DIRECTION:
Each entry below must be repeated word for word.

===============

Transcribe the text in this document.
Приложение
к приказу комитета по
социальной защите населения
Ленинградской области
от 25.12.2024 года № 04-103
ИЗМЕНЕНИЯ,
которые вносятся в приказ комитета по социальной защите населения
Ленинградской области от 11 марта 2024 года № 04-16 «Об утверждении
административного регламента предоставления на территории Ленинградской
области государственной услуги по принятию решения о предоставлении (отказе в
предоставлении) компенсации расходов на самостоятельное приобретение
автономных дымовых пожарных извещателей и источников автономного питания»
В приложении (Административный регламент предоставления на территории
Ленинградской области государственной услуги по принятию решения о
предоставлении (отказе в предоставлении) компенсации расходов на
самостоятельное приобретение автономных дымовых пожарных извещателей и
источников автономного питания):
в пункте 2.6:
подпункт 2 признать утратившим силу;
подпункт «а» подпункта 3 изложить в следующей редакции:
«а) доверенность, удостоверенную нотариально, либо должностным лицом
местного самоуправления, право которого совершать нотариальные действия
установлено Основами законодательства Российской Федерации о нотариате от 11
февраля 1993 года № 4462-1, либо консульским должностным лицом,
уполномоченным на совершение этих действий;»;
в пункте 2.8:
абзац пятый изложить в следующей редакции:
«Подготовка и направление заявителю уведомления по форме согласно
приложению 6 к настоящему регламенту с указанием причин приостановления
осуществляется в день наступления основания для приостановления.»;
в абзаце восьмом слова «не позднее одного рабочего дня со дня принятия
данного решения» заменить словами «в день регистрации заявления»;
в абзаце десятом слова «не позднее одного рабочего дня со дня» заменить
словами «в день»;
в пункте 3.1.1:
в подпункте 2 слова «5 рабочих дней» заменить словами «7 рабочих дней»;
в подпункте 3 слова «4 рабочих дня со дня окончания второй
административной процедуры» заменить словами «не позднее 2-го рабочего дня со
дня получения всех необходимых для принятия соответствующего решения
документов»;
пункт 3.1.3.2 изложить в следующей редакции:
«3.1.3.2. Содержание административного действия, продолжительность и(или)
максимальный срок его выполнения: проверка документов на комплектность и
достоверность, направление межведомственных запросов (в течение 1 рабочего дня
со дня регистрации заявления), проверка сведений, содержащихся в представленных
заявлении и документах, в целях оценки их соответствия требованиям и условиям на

===============

SOLUTION TO THIS PROBLEM:
Transcribe the text in this document.
Приложение
к приказу комитета по
социальной защите населения
Ленинградской области
от 25.12.2024 года № 04-103
ИЗМЕНЕНИЯ,
которые вносятся в приказ комитета по социальной защите населения
Ленинградской области от 11 марта 2024 года № 04-16 «Об утверждении
административного регламента предоставления на территории Ленинградской
области государственной услуги по принятию решения о предоставлении (отказе в
предоставлении) компенсации расходов на самостоятельное приобретение
автономных дымовых пожарных извещателей и источников автономного питания»
В приложении (Административный регламент предоставления на территории
Ленинградской области государственной услуги по принятию решения о
предоставлении (отказе в предоставлении) компенсации расходов на
самостоятельное приобретение автономных дымовых пожарных извещателей и
источников автономного питания):
в пункте 2.6:
подпункт 2 признать утратившим силу;
подпункт «а» подпункта 3 изложить в следующей редакции:
«а) доверенность, удостоверенную нотариально, либо должностным лицом
местного самоуправления, право которого совершать нотариальные действия
установлено Основами законодательства Российской Федерации о нотариате от 11
февраля 1993 года № 4462-1, либо консульским должностным лицом,
уполномоченным на совершение этих действий;»;
в пункте 2.8:
абзац пятый изложить в следующей редакции:
«Подготовка и направление заявителю уведомления по форме согласно
приложению 6 к настоящему регламенту с указанием причин приостановления
осуществляется в день наступления основания для приостановления.»;
в абзаце восьмом слова «не позднее одного рабочего дня со дня принятия
данного решения» заменить словами «в день регистрации заявления»;
в абзаце десятом слова «не позднее одного рабочего дня со дня» заменить
словами «в день»;
в пункте 3.1.1:
в подпункте 2 слова «5 рабочих дней» заменить словами «7 рабочих дней»;
в подпункте 3 слова «4 рабочих дня со дня окончания второй
административной процедуры» заменить словами «не позднее 2-го рабочего дня со
дня получения всех необходимых для принятия соответствующего решения
документов»;
пункт 3.1.3.2 изложить в следующей редакции:
«3.1.3.2. Содержание административного действия, продолжительность и(или)
максимальный срок его выполнения: проверка документов на комплектность и
достоверность, направление межведомственных запросов (в течение 1 рабочего дня
со дня регистрации заявления), проверка сведений, содержащихся в представленных
заявлении и документах, в целях оценки их соответствия требованиям и условиям на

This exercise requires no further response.